(Lines of data)
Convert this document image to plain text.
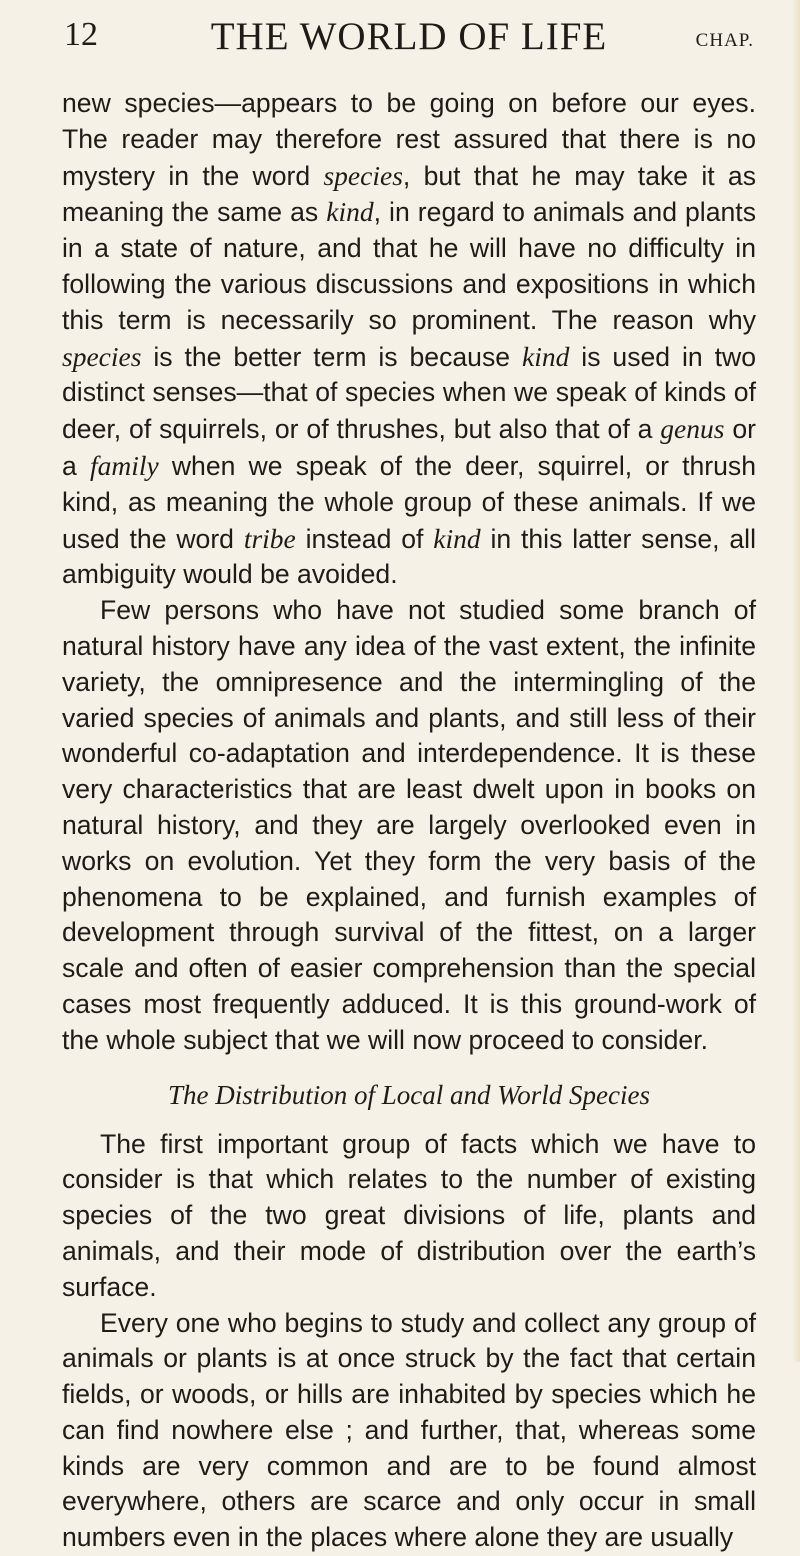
12	THE WORLD OF LIFE	CHAP.

new species—appears to be going on before our eyes. The reader may therefore rest assured that there is no mystery in the word species, but that he may take it as meaning the same as kind, in regard to animals and plants in a state of nature, and that he will have no difficulty in following the various discussions and expositions in which this term is necessarily so prominent. The reason why species is the better term is because kind is used in two distinct senses—that of species when we speak of kinds of deer, of squirrels, or of thrushes, but also that of a genus or a family when we speak of the deer, squirrel, or thrush kind, as meaning the whole group of these animals. If we used the word tribe instead of kind in this latter sense, all ambiguity would be avoided.

Few persons who have not studied some branch of natural history have any idea of the vast extent, the infinite variety, the omnipresence and the intermingling of the varied species of animals and plants, and still less of their wonderful co-adaptation and interdependence. It is these very characteristics that are least dwelt upon in books on natural history, and they are largely overlooked even in works on evolution. Yet they form the very basis of the phenomena to be explained, and furnish examples of development through survival of the fittest, on a larger scale and often of easier comprehension than the special cases most frequently adduced. It is this ground-work of the whole subject that we will now proceed to consider.

The Distribution of Local and World Species

The first important group of facts which we have to consider is that which relates to the number of existing species of the two great divisions of life, plants and animals, and their mode of distribution over the earth’s surface.

Every one who begins to study and collect any group of animals or plants is at once struck by the fact that certain fields, or woods, or hills are inhabited by species which he can find nowhere else ; and further, that, whereas some kinds are very common and are to be found almost everywhere, others are scarce and only occur in small numbers even in the places where alone they are usually
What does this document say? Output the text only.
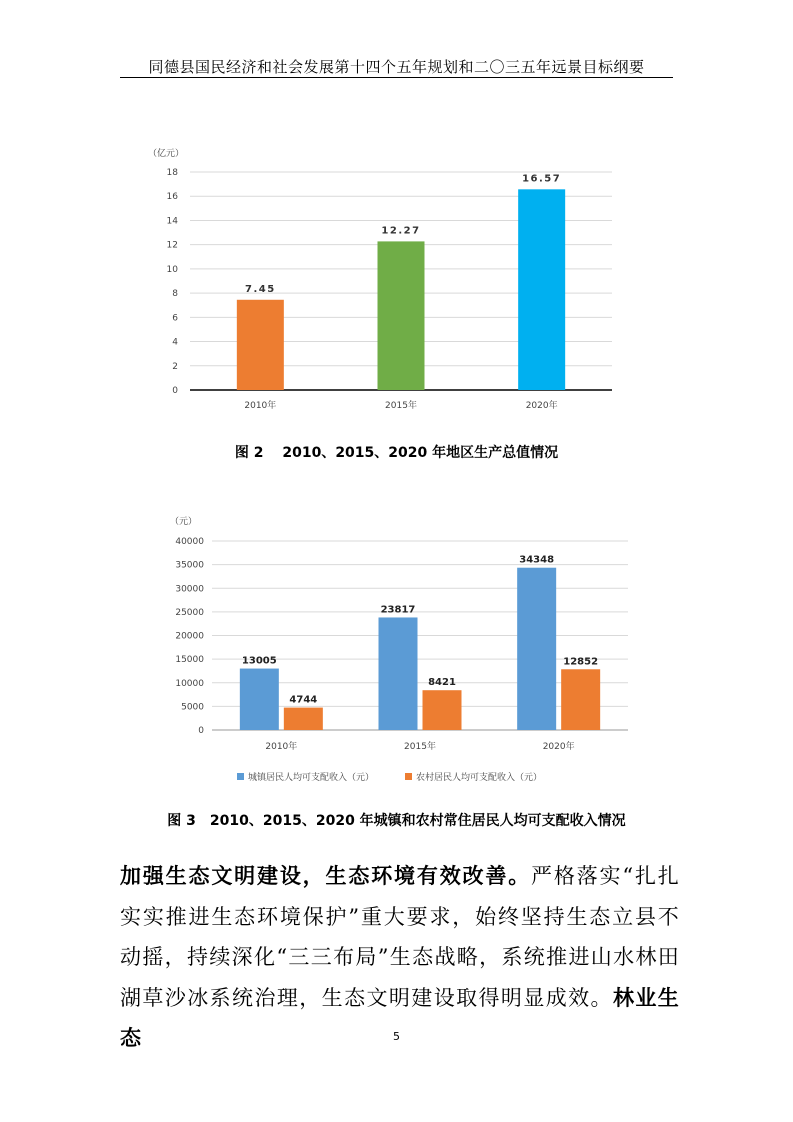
同德县国民经济和社会发展第十四个五年规划和二〇三五年远景目标纲要
（亿元）
0
2
4
6
8
10
12
14
16
18
7.45
2010年
12.27
2015年
16.57
2020年
图 2　 2010、2015、2020 年地区生产总值情况
（元）
0
5000
10000
15000
20000
25000
30000
35000
40000
13005
4744
2010年
23817
8421
2015年
34348
12852
2020年
城镇居民人均可支配收入（元）	农村居民人均可支配收入（元）
图 3　2010、2015、2020 年城镇和农村常住居民人均可支配收入情况
加强生态文明建设，生态环境有效改善。严格落实“扎扎实实推进生态环境保护”重大要求，始终坚持生态立县不动摇，持续深化“三三布局”生态战略，系统推进山水林田湖草沙冰系统治理，生态文明建设取得明显成效。林业生态	5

Given problem: Set down the line containing "What does this", then every later line through the end of the material, exactly as written; omit any picture.

Result for this exercise:
What does this document say? Output the text only.
同德县国民经济和社会发展第十四个五年规划和二〇三五年远景目标纲要
（亿元）
0
2
4
6
8
10
12
14
16
18
7.45
2010年
12.27
2015年
16.57
2020年
图 2　 2010、2015、2020 年地区生产总值情况
（元）
0
5000
10000
15000
20000
25000
30000
35000
40000
13005
4744
2010年
23817
8421
2015年
34348
12852
2020年
城镇居民人均可支配收入（元）	农村居民人均可支配收入（元）
图 3　2010、2015、2020 年城镇和农村常住居民人均可支配收入情况
加强生态文明建设，生态环境有效改善。严格落实“扎扎实实推进生态环境保护”重大要求，始终坚持生态立县不动摇，持续深化“三三布局”生态战略，系统推进山水林田湖草沙冰系统治理，生态文明建设取得明显成效。林业生态	5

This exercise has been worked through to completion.